### [What to work on]
Set out each line from the following listing that includes the word "Maintenance".

### [Task data]
[START]

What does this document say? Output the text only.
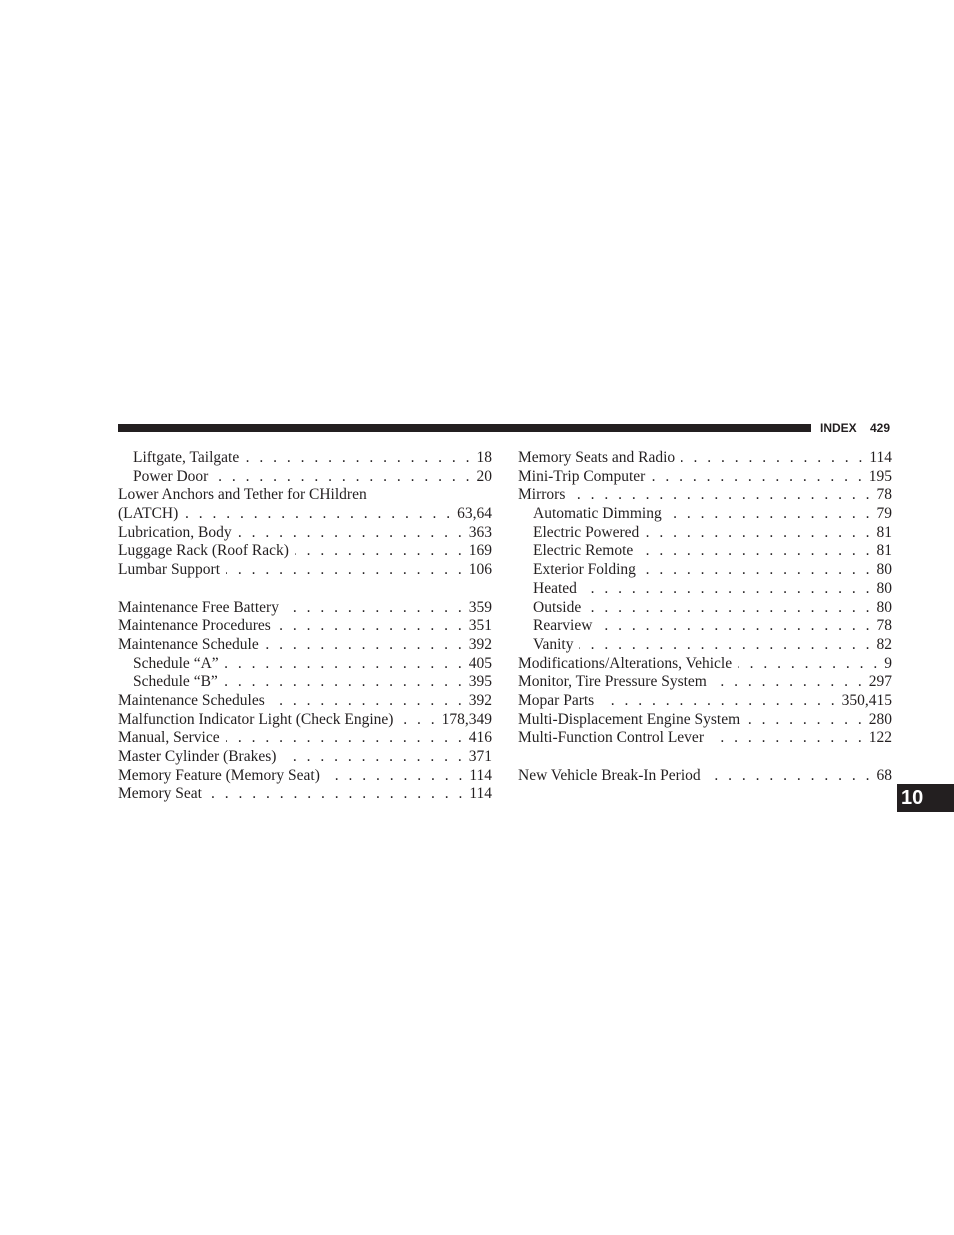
INDEX 429
Liftgate, Tailgate . . .	18
Power Door . . .	20
Lower Anchors and Tether for CHildren
(LATCH) . . .	63,64
Lubrication, Body . . .	363
Luggage Rack (Roof Rack) . . .	169
Lumbar Support . . .	106
Maintenance Free Battery . . .	359
Maintenance Procedures . . .	351
Maintenance Schedule . . .	392
Schedule “A” . . .	405
Schedule “B” . . .	395
Maintenance Schedules . . .	392
Malfunction Indicator Light (Check Engine) . . .	178,349
Manual, Service . . .	416
Master Cylinder (Brakes) . . .	371
Memory Feature (Memory Seat) . . .	114
Memory Seat . . .	114
Memory Seats and Radio . . .	114
Mini-Trip Computer . . .	195
Mirrors . . .	78
Automatic Dimming . . .	79
Electric Powered . . .	81
Electric Remote . . .	81
Exterior Folding . . .	80
Heated . . .	80
Outside . . .	80
Rearview . . .	78
Vanity . . .	82
Modifications/Alterations, Vehicle . . .	9
Monitor, Tire Pressure System . . .	297
Mopar Parts . . .	350,415
Multi-Displacement Engine System . . .	280
Multi-Function Control Lever . . .	122
New Vehicle Break-In Period . . .	68
10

[END]

### [Exercise output]
Maintenance Free Battery . . .	359
Maintenance Procedures . . .	351
Maintenance Schedule . . .	392
Maintenance Schedules . . .	392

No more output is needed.